### Stated problem
Tally the lines in the data that follows that include the word "trop", and report nothing but the total.

[Dataset items]

>> BEGIN

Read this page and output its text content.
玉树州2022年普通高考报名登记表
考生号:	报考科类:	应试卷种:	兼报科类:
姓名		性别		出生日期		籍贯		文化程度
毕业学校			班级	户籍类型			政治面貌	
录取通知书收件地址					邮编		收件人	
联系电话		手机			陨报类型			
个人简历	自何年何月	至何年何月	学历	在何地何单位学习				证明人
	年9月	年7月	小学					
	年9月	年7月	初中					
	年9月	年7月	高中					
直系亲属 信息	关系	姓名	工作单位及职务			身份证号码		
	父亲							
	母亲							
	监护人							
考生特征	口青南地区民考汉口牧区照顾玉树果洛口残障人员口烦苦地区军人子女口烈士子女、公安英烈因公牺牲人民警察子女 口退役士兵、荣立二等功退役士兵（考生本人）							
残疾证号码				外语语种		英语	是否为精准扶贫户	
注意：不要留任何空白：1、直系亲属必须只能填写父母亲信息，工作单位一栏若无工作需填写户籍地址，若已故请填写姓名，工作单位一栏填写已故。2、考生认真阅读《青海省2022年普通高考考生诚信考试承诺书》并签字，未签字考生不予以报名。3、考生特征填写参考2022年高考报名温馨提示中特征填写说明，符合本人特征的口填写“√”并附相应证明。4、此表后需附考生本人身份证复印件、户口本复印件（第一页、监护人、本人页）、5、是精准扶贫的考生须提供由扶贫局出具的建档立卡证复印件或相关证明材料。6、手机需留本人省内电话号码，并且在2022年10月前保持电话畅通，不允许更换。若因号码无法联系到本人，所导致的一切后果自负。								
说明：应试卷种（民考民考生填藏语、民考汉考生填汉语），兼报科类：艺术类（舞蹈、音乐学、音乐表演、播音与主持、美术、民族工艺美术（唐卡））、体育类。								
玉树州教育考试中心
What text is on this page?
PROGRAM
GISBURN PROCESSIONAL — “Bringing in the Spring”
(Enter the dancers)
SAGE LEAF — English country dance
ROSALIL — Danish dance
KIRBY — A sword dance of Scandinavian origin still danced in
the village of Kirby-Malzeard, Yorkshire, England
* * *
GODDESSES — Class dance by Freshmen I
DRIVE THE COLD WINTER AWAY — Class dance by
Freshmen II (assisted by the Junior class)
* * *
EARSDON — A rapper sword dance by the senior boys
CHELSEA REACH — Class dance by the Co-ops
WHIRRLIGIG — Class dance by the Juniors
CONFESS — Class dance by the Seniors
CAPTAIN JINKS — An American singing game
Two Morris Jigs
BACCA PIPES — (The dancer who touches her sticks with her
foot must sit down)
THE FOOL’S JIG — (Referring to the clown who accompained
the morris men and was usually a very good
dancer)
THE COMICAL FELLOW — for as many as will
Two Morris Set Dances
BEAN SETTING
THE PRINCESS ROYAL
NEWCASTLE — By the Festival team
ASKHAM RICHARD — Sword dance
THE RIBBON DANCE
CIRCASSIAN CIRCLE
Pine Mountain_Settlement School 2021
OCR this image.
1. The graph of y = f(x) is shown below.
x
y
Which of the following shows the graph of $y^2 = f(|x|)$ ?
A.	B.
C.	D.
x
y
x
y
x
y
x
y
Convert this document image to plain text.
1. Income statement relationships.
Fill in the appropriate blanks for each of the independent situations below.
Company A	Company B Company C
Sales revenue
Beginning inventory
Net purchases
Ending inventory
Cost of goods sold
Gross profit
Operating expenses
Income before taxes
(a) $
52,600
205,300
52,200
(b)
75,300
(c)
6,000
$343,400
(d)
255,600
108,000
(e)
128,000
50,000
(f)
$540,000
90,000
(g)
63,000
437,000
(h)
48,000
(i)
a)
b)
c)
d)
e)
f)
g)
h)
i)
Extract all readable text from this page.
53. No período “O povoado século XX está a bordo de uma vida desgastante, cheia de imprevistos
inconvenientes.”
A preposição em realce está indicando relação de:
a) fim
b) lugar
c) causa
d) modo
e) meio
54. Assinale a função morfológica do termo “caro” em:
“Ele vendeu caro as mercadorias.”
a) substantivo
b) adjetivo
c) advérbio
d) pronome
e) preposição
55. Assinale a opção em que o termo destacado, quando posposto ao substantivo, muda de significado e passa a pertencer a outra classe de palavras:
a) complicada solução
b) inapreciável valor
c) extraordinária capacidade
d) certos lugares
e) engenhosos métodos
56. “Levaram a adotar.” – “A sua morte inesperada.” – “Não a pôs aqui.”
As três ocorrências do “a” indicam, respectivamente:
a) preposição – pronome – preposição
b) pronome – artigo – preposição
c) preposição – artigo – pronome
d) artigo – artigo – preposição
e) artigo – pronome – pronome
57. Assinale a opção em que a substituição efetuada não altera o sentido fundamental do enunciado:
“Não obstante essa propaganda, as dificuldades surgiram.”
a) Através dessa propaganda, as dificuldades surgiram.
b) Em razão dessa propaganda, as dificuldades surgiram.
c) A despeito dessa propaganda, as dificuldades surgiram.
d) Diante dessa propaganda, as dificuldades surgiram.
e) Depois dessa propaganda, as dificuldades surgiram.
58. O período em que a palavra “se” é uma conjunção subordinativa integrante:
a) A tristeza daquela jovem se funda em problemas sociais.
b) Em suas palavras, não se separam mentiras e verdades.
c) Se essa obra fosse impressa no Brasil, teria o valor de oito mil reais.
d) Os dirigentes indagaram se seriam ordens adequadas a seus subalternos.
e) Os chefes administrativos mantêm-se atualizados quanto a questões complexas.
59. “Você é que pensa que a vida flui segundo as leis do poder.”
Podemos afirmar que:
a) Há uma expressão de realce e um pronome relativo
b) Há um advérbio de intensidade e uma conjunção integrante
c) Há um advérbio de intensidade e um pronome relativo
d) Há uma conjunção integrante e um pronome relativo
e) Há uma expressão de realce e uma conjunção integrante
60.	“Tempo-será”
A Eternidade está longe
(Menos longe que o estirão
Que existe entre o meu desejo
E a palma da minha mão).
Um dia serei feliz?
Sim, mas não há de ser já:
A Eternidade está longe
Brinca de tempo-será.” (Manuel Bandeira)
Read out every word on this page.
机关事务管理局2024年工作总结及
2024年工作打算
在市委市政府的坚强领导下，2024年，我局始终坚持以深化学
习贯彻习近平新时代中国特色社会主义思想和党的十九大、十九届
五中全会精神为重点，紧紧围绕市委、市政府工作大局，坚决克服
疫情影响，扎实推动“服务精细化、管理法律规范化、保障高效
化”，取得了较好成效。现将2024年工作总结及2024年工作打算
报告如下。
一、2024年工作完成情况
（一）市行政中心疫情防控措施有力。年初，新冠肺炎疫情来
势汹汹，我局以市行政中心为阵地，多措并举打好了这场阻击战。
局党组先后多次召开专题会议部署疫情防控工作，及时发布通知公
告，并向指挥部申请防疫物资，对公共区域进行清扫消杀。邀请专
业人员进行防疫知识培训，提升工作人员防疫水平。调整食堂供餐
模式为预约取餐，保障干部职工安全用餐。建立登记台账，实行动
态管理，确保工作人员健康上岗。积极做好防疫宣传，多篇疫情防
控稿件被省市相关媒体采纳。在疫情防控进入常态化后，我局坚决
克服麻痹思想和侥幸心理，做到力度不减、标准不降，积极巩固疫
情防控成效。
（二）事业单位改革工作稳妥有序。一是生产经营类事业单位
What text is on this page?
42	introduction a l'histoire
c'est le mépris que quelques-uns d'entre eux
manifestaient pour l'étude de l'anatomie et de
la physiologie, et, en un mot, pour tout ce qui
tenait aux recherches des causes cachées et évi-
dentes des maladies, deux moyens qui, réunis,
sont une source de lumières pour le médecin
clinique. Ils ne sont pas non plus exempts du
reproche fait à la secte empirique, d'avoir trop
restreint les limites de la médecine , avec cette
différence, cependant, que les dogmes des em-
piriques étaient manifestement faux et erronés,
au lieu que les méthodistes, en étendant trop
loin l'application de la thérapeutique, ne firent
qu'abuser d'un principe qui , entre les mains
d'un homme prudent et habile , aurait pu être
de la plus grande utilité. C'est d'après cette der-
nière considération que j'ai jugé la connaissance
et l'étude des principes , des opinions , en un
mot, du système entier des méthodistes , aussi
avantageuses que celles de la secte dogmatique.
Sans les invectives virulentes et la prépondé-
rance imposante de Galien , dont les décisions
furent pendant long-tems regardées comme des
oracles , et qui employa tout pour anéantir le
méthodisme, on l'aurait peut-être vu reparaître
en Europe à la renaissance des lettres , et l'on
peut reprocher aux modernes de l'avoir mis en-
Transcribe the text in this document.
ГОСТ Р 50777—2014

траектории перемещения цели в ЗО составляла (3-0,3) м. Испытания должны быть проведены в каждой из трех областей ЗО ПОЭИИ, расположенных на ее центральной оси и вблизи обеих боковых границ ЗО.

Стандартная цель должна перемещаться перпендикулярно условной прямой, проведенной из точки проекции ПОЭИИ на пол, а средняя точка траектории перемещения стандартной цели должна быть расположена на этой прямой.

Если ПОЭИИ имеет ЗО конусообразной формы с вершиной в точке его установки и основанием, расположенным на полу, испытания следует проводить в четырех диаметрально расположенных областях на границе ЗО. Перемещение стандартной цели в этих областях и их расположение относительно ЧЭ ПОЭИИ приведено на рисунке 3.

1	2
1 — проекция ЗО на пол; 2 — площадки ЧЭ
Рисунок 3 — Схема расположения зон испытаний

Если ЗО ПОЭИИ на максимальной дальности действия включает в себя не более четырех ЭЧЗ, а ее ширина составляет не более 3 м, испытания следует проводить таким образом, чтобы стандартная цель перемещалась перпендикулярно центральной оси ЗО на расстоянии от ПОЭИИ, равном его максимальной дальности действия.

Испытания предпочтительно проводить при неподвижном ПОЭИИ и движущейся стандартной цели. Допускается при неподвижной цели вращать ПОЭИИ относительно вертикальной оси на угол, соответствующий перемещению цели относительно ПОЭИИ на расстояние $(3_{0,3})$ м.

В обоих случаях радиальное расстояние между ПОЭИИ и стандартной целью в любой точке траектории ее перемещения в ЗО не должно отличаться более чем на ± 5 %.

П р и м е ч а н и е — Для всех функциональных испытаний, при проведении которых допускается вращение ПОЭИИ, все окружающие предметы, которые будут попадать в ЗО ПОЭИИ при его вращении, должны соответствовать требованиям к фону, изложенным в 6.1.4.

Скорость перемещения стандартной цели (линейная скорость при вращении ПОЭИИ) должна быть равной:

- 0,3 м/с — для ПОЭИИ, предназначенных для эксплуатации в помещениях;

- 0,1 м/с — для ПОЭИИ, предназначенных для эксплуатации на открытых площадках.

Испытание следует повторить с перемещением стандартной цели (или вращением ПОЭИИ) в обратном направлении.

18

>> END

### Full answer
2